# START OF Records to process

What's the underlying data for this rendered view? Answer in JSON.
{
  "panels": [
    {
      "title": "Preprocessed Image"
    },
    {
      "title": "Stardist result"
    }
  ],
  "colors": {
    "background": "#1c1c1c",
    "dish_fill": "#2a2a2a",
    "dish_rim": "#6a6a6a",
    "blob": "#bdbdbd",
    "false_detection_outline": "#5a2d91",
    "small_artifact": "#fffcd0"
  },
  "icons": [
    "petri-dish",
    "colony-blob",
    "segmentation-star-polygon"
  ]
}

# END OF Records to process

Problem statement => Every record should be given again exactly.

Response =>
What's the underlying data for this rendered view? Answer in JSON.
{
  "panels": [
    {
      "title": "Preprocessed Image"
    },
    {
      "title": "Stardist result"
    }
  ],
  "colors": {
    "background": "#1c1c1c",
    "dish_fill": "#2a2a2a",
    "dish_rim": "#6a6a6a",
    "blob": "#bdbdbd",
    "false_detection_outline": "#5a2d91",
    "small_artifact": "#fffcd0"
  },
  "icons": [
    "petri-dish",
    "colony-blob",
    "segmentation-star-polygon"
  ]
}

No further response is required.